>> START PROVIDED DATA

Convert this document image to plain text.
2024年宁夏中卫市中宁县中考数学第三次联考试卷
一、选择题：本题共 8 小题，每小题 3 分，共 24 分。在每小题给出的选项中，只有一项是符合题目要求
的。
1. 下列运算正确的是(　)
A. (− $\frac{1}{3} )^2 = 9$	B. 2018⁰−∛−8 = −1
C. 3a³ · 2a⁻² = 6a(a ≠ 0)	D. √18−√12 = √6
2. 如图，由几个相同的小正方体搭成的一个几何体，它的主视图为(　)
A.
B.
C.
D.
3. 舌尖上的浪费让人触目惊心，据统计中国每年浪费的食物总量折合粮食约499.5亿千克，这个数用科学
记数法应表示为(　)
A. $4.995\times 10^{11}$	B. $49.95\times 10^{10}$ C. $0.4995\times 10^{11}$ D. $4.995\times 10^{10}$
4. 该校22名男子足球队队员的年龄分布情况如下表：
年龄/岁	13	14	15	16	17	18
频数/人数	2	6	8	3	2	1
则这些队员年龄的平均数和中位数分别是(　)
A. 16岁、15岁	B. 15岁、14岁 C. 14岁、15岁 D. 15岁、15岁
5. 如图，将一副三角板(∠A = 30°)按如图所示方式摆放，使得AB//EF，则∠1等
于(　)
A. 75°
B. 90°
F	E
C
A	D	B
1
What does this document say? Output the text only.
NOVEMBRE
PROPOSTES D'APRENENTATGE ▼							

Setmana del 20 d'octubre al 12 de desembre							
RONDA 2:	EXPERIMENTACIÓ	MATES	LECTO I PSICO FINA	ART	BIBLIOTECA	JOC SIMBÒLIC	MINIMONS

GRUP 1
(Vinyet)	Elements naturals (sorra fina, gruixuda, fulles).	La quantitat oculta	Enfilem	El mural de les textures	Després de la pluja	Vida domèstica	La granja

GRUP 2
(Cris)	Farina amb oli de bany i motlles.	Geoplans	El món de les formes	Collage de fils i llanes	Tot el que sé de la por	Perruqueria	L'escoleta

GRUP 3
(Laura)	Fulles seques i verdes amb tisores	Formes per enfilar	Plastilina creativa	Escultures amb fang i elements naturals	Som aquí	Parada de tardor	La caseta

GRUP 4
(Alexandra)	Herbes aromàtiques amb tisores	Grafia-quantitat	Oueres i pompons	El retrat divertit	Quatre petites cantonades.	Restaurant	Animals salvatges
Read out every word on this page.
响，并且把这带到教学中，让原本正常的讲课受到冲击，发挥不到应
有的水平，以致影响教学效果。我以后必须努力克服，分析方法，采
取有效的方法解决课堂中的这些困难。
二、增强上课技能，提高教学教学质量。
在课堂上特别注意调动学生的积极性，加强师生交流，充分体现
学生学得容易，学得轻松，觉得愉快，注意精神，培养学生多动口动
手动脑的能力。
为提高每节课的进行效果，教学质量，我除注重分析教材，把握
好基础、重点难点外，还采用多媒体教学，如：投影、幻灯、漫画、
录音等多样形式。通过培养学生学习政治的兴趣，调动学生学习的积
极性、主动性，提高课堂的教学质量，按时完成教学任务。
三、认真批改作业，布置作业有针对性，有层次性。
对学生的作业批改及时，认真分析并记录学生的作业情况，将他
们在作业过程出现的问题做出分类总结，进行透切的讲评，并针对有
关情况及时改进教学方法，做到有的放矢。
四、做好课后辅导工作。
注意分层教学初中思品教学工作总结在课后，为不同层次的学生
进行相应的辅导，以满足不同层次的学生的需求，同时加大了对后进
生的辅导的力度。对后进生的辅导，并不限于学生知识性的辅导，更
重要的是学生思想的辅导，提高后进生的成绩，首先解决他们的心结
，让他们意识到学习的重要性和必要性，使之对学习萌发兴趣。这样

>> END PROVIDED DATA

# PROBLEM REQUIREMENTS
Set down, word for word, every line from the line that holds "Read out every word on this page." to the end of the entries above, including both ends.

# EXERCISE RESULT
Read out every word on this page.
响，并且把这带到教学中，让原本正常的讲课受到冲击，发挥不到应
有的水平，以致影响教学效果。我以后必须努力克服，分析方法，采
取有效的方法解决课堂中的这些困难。
二、增强上课技能，提高教学教学质量。
在课堂上特别注意调动学生的积极性，加强师生交流，充分体现
学生学得容易，学得轻松，觉得愉快，注意精神，培养学生多动口动
手动脑的能力。
为提高每节课的进行效果，教学质量，我除注重分析教材，把握
好基础、重点难点外，还采用多媒体教学，如：投影、幻灯、漫画、
录音等多样形式。通过培养学生学习政治的兴趣，调动学生学习的积
极性、主动性，提高课堂的教学质量，按时完成教学任务。
三、认真批改作业，布置作业有针对性，有层次性。
对学生的作业批改及时，认真分析并记录学生的作业情况，将他
们在作业过程出现的问题做出分类总结，进行透切的讲评，并针对有
关情况及时改进教学方法，做到有的放矢。
四、做好课后辅导工作。
注意分层教学初中思品教学工作总结在课后，为不同层次的学生
进行相应的辅导，以满足不同层次的学生的需求，同时加大了对后进
生的辅导的力度。对后进生的辅导，并不限于学生知识性的辅导，更
重要的是学生思想的辅导，提高后进生的成绩，首先解决他们的心结
，让他们意识到学习的重要性和必要性，使之对学习萌发兴趣。这样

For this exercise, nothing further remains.